**Exercise aim**
Would you repeat the listing exactly but omit every picture?

Dataset listings of figures
+---+

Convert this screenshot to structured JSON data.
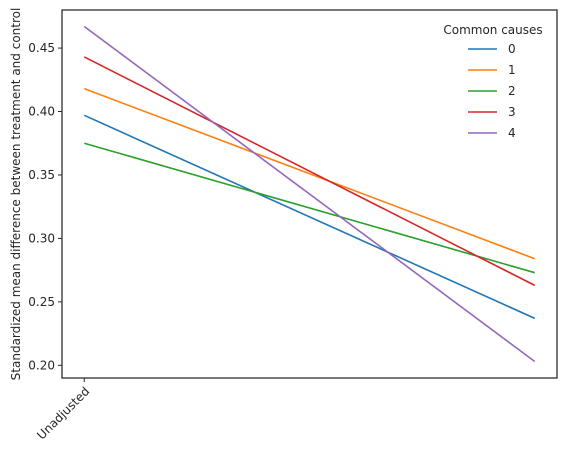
{
  "chart_data": {
    "type": "line",
    "title": "",
    "xlabel": "",
    "ylabel": "Standardized mean difference between treatment and control",
    "x_tick_labels": [
      "Unadjusted"
    ],
    "x_positions": [
      0,
      1
    ],
    "ylim": [
      0.19,
      0.48
    ],
    "y_ticks": [
      0.2,
      0.25,
      0.3,
      0.35,
      0.4,
      0.45
    ],
    "grid": false,
    "legend": {
      "title": "Common causes",
      "placement": "top-right"
    },
    "series": [
      {
        "name": "0",
        "color": "#1f77b4",
        "values": [
          0.397,
          0.237
        ]
      },
      {
        "name": "1",
        "color": "#ff7f0e",
        "values": [
          0.418,
          0.284
        ]
      },
      {
        "name": "2",
        "color": "#2ca02c",
        "values": [
          0.375,
          0.273
        ]
      },
      {
        "name": "3",
        "color": "#d62728",
        "values": [
          0.443,
          0.263
        ]
      },
      {
        "name": "4",
        "color": "#9467bd",
        "values": [
          0.467,
          0.203
        ]
      }
    ]
  }
}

+---+

**Expected output**
Convert this screenshot to structured JSON data.
{
  "chart_data": {
    "type": "line",
    "title": "",
    "xlabel": "",
    "ylabel": "Standardized mean difference between treatment and control",
    "x_tick_labels": [
      "Unadjusted"
    ],
    "x_positions": [
      0,
      1
    ],
    "ylim": [
      0.19,
      0.48
    ],
    "y_ticks": [
      0.2,
      0.25,
      0.3,
      0.35,
      0.4,
      0.45
    ],
    "grid": false,
    "legend": {
      "title": "Common causes",
      "placement": "top-right"
    },
    "series": [
      {
        "name": "0",
        "color": "#1f77b4",
        "values": [
          0.397,
          0.237
        ]
      },
      {
        "name": "1",
        "color": "#ff7f0e",
        "values": [
          0.418,
          0.284
        ]
      },
      {
        "name": "2",
        "color": "#2ca02c",
        "values": [
          0.375,
          0.273
        ]
      },
      {
        "name": "3",
        "color": "#d62728",
        "values": [
          0.443,
          0.263
        ]
      },
      {
        "name": "4",
        "color": "#9467bd",
        "values": [
          0.467,
          0.203
        ]
      }
    ]
  }
}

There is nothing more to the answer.